[Figure collection entries]
****************************************

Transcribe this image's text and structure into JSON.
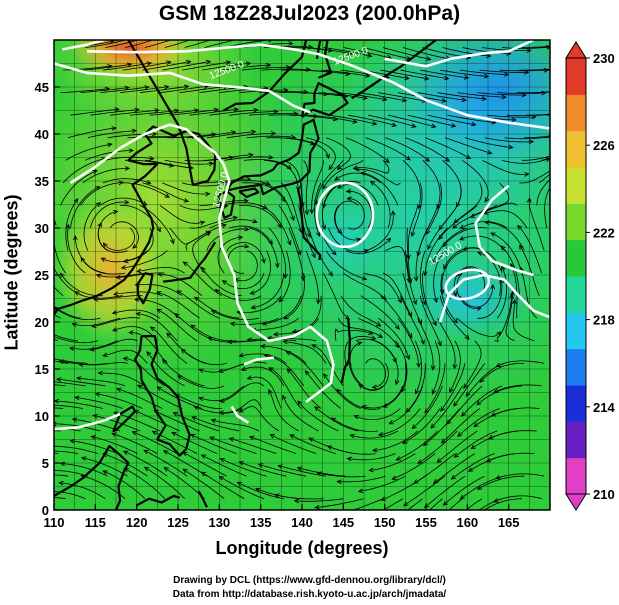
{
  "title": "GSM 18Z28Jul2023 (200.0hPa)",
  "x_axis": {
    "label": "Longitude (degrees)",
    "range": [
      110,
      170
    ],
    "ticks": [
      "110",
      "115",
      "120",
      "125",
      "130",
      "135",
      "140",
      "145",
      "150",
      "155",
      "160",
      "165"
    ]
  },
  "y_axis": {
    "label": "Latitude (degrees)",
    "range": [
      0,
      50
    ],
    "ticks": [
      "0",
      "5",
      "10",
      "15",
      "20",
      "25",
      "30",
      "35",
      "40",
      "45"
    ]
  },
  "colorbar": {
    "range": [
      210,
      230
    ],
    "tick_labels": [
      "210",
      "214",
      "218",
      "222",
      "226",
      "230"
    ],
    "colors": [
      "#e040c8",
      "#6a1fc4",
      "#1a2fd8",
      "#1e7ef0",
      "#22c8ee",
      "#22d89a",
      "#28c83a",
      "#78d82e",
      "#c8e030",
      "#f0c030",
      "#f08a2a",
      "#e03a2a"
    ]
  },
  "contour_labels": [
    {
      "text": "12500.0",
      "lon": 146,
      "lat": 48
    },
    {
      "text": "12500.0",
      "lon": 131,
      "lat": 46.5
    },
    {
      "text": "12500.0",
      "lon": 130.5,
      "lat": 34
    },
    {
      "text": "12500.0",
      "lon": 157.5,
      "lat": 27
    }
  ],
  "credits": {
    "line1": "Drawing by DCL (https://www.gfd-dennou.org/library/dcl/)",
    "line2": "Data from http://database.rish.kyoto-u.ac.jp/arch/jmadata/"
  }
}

****************************************

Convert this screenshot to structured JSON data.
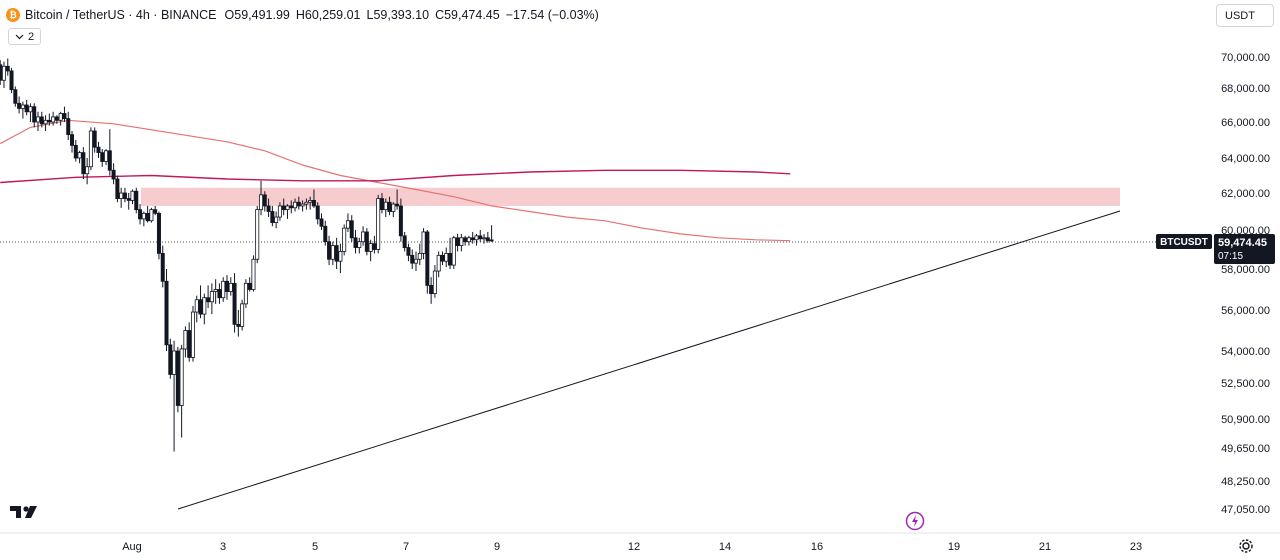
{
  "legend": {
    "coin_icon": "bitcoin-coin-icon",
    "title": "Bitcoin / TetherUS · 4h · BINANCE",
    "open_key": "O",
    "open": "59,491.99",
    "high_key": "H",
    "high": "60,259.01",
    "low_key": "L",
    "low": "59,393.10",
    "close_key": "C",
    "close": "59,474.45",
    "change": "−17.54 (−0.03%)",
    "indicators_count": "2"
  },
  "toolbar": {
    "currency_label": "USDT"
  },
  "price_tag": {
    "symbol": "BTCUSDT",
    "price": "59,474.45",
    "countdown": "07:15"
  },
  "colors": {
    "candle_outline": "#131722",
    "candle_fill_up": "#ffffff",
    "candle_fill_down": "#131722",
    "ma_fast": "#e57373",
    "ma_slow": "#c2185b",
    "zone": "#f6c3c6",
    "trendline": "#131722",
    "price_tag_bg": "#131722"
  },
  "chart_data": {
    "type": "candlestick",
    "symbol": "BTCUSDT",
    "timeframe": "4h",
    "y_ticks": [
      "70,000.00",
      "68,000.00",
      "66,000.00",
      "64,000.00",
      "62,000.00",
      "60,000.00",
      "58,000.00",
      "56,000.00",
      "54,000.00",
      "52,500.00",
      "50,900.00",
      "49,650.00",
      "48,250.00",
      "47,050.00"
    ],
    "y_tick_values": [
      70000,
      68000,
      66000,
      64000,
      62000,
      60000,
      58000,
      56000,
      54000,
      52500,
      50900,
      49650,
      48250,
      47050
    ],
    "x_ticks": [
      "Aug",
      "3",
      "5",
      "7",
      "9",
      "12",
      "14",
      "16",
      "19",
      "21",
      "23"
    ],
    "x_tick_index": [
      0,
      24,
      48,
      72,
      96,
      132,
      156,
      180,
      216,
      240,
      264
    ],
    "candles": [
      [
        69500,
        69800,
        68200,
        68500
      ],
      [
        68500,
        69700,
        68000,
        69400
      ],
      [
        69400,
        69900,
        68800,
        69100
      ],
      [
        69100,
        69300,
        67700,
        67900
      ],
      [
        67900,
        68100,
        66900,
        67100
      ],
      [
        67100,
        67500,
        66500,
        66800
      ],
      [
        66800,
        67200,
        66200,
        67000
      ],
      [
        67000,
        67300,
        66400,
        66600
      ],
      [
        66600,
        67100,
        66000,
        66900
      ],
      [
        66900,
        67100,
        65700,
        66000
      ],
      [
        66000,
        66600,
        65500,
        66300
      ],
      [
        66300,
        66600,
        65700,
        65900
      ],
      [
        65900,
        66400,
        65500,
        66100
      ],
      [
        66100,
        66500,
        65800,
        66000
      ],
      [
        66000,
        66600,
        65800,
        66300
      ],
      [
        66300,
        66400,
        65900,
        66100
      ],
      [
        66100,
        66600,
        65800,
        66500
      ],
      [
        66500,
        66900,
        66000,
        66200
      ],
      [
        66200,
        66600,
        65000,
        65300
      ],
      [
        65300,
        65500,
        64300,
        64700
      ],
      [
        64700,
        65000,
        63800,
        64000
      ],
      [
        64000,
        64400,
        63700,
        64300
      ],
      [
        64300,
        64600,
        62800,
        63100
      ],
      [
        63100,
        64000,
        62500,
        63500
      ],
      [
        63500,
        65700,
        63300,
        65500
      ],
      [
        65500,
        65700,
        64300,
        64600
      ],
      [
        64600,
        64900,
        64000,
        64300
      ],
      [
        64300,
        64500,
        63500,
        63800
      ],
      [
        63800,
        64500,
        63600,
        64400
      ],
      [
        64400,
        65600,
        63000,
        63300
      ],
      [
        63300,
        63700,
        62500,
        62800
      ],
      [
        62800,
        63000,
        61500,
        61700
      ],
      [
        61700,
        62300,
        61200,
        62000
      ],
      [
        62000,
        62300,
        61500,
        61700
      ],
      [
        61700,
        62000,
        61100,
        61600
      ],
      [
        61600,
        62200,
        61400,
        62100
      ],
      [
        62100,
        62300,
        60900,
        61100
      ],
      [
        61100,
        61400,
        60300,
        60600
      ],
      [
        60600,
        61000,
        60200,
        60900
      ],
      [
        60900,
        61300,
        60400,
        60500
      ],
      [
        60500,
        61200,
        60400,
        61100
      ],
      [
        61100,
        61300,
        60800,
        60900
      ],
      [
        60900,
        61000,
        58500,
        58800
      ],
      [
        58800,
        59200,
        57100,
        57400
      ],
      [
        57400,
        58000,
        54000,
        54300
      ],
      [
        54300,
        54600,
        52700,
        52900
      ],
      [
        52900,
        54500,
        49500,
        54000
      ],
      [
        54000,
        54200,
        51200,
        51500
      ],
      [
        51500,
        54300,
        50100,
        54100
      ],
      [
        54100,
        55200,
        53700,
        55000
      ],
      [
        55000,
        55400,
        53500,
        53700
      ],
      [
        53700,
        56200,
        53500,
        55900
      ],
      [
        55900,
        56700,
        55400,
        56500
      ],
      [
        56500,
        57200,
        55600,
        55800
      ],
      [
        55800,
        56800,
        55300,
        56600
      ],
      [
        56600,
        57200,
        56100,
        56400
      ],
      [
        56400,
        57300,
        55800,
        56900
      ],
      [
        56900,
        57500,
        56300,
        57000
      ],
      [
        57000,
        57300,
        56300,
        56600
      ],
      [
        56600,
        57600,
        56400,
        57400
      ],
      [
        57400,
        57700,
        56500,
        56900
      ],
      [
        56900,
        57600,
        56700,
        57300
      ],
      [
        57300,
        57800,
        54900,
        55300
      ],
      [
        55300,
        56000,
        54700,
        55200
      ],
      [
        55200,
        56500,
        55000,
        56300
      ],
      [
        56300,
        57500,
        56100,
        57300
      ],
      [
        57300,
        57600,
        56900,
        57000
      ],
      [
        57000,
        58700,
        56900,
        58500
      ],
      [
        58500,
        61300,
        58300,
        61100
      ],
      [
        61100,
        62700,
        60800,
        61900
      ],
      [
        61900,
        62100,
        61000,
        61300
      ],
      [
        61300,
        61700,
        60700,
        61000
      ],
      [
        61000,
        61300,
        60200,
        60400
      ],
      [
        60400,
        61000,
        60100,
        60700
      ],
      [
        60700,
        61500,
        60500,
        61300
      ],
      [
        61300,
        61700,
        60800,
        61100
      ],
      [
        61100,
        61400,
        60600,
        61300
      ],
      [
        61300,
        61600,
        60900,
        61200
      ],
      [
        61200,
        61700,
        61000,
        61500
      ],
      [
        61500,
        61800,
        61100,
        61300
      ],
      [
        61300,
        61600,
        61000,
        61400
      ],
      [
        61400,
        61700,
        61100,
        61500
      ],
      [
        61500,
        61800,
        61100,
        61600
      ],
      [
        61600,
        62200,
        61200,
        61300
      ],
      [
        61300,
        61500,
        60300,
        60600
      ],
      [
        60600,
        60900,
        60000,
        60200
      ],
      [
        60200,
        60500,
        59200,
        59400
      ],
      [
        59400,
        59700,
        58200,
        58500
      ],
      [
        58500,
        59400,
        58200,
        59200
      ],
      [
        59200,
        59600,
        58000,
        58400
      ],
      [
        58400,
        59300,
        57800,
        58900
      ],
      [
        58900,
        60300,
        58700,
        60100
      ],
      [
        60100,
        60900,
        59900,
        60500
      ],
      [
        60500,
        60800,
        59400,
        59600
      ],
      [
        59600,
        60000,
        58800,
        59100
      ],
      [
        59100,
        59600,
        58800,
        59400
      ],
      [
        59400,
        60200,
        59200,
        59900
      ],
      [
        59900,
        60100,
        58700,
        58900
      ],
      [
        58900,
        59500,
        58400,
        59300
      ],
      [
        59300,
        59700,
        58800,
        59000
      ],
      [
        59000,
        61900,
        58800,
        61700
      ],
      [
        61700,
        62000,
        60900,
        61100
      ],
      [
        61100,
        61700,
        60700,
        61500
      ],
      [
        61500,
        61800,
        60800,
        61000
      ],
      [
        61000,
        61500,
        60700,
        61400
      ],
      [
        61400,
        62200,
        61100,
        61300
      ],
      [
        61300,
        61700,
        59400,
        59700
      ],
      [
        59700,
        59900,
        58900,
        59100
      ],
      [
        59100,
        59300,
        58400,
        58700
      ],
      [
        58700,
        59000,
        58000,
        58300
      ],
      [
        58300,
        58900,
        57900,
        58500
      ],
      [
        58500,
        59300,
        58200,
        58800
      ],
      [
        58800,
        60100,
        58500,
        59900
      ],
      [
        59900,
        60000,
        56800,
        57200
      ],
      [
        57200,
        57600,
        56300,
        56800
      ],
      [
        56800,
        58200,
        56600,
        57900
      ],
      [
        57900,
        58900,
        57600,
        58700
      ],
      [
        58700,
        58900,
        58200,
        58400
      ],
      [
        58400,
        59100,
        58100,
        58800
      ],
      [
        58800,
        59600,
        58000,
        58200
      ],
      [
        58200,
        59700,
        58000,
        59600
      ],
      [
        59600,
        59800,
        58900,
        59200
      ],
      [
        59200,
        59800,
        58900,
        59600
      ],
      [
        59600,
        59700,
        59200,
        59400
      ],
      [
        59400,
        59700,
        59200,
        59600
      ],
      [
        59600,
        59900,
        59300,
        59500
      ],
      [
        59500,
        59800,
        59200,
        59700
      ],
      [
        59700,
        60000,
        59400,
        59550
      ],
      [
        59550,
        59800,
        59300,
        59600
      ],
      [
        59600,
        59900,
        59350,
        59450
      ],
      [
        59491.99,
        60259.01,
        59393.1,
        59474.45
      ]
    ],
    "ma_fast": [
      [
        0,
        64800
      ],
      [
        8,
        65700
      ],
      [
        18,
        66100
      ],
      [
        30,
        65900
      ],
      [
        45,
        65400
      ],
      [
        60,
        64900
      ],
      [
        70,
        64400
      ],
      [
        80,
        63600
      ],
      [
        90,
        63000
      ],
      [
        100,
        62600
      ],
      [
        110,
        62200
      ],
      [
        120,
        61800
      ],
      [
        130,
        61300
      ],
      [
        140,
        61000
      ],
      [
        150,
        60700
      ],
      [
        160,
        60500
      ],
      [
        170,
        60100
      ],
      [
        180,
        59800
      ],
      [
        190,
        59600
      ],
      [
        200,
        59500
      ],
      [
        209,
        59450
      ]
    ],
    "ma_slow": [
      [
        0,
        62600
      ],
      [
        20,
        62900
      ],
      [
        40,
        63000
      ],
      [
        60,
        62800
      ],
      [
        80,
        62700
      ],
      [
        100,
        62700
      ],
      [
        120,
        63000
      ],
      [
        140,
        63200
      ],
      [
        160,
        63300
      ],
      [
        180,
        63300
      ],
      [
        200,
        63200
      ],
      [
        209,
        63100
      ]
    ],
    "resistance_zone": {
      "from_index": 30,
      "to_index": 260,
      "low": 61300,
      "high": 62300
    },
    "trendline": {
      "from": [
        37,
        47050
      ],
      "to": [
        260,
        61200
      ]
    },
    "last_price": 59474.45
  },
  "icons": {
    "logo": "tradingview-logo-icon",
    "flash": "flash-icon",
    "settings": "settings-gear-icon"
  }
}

****************************************

Of the lines in the entries, how many include the word "this"? State only the number.

Finished answer:
2